#### Task brief
Copy out all of the material, matching it word for word.
<<<<
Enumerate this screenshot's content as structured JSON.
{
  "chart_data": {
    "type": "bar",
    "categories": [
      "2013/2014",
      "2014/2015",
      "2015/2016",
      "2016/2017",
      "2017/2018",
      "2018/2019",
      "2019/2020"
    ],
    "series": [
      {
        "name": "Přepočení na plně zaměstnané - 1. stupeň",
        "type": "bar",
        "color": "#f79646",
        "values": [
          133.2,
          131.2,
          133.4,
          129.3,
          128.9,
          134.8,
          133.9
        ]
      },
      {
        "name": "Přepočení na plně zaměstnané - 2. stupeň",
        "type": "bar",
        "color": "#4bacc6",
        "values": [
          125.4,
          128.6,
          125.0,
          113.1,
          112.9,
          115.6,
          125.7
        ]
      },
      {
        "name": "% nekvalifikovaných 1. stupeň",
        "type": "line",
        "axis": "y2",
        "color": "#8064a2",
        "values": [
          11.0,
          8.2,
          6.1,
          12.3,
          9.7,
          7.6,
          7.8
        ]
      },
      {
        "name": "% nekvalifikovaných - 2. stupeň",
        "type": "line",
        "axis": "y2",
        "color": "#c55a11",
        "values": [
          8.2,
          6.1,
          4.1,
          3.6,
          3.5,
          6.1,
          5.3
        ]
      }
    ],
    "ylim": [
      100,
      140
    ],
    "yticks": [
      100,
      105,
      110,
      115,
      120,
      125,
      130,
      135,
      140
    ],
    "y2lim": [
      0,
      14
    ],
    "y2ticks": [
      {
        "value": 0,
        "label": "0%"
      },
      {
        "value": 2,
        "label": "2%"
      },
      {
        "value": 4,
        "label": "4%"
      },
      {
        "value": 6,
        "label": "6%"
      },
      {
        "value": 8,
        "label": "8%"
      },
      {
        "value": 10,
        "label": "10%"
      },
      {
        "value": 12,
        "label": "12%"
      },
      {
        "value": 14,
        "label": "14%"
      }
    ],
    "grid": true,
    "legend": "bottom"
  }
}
>>>>
#### Exercise output
Enumerate this screenshot's content as structured JSON.
{
  "chart_data": {
    "type": "bar",
    "categories": [
      "2013/2014",
      "2014/2015",
      "2015/2016",
      "2016/2017",
      "2017/2018",
      "2018/2019",
      "2019/2020"
    ],
    "series": [
      {
        "name": "Přepočení na plně zaměstnané - 1. stupeň",
        "type": "bar",
        "color": "#f79646",
        "values": [
          133.2,
          131.2,
          133.4,
          129.3,
          128.9,
          134.8,
          133.9
        ]
      },
      {
        "name": "Přepočení na plně zaměstnané - 2. stupeň",
        "type": "bar",
        "color": "#4bacc6",
        "values": [
          125.4,
          128.6,
          125.0,
          113.1,
          112.9,
          115.6,
          125.7
        ]
      },
      {
        "name": "% nekvalifikovaných 1. stupeň",
        "type": "line",
        "axis": "y2",
        "color": "#8064a2",
        "values": [
          11.0,
          8.2,
          6.1,
          12.3,
          9.7,
          7.6,
          7.8
        ]
      },
      {
        "name": "% nekvalifikovaných - 2. stupeň",
        "type": "line",
        "axis": "y2",
        "color": "#c55a11",
        "values": [
          8.2,
          6.1,
          4.1,
          3.6,
          3.5,
          6.1,
          5.3
        ]
      }
    ],
    "ylim": [
      100,
      140
    ],
    "yticks": [
      100,
      105,
      110,
      115,
      120,
      125,
      130,
      135,
      140
    ],
    "y2lim": [
      0,
      14
    ],
    "y2ticks": [
      {
        "value": 0,
        "label": "0%"
      },
      {
        "value": 2,
        "label": "2%"
      },
      {
        "value": 4,
        "label": "4%"
      },
      {
        "value": 6,
        "label": "6%"
      },
      {
        "value": 8,
        "label": "8%"
      },
      {
        "value": 10,
        "label": "10%"
      },
      {
        "value": 12,
        "label": "12%"
      },
      {
        "value": 14,
        "label": "14%"
      }
    ],
    "grid": true,
    "legend": "bottom"
  }
}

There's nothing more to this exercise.